# What the exercise asks
Below are the records; reproduce all of them exactly but without any images.

Items listed in a dataset:
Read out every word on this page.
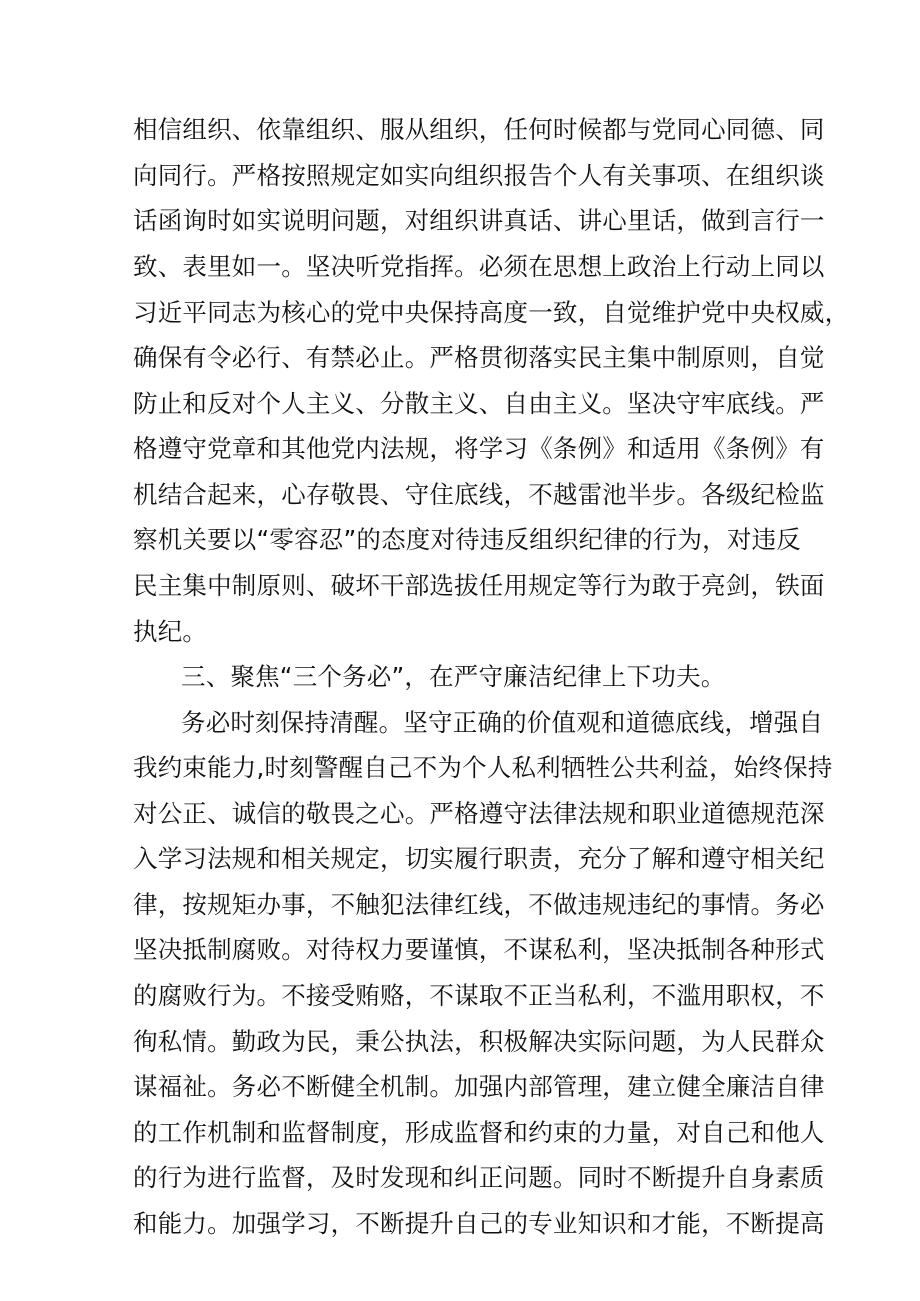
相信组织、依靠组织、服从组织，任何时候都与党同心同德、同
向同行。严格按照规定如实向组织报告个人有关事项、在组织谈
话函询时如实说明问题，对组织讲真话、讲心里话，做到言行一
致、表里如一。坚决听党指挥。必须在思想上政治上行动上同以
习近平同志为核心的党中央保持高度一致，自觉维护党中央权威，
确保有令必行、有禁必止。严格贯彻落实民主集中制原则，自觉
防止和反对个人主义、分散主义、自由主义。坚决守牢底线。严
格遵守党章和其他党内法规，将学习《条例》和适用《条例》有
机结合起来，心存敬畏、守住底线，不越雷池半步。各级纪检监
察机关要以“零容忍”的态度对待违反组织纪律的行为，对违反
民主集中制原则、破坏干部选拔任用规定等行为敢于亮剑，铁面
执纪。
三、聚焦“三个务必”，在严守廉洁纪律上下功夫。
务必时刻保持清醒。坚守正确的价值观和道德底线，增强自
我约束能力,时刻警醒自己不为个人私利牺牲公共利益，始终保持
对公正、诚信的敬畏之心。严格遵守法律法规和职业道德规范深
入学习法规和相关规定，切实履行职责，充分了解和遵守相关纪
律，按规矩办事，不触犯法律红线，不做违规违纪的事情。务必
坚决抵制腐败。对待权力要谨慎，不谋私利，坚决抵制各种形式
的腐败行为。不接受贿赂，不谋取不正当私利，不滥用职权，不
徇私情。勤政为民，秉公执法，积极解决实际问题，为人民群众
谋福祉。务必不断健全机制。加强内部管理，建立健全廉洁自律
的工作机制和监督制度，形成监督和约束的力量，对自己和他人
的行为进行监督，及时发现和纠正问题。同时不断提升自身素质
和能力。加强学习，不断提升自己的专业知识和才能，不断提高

# Written solution
Read out every word on this page.
相信组织、依靠组织、服从组织，任何时候都与党同心同德、同
向同行。严格按照规定如实向组织报告个人有关事项、在组织谈
话函询时如实说明问题，对组织讲真话、讲心里话，做到言行一
致、表里如一。坚决听党指挥。必须在思想上政治上行动上同以
习近平同志为核心的党中央保持高度一致，自觉维护党中央权威，
确保有令必行、有禁必止。严格贯彻落实民主集中制原则，自觉
防止和反对个人主义、分散主义、自由主义。坚决守牢底线。严
格遵守党章和其他党内法规，将学习《条例》和适用《条例》有
机结合起来，心存敬畏、守住底线，不越雷池半步。各级纪检监
察机关要以“零容忍”的态度对待违反组织纪律的行为，对违反
民主集中制原则、破坏干部选拔任用规定等行为敢于亮剑，铁面
执纪。
三、聚焦“三个务必”，在严守廉洁纪律上下功夫。
务必时刻保持清醒。坚守正确的价值观和道德底线，增强自
我约束能力,时刻警醒自己不为个人私利牺牲公共利益，始终保持
对公正、诚信的敬畏之心。严格遵守法律法规和职业道德规范深
入学习法规和相关规定，切实履行职责，充分了解和遵守相关纪
律，按规矩办事，不触犯法律红线，不做违规违纪的事情。务必
坚决抵制腐败。对待权力要谨慎，不谋私利，坚决抵制各种形式
的腐败行为。不接受贿赂，不谋取不正当私利，不滥用职权，不
徇私情。勤政为民，秉公执法，积极解决实际问题，为人民群众
谋福祉。务必不断健全机制。加强内部管理，建立健全廉洁自律
的工作机制和监督制度，形成监督和约束的力量，对自己和他人
的行为进行监督，及时发现和纠正问题。同时不断提升自身素质
和能力。加强学习，不断提升自己的专业知识和才能，不断提高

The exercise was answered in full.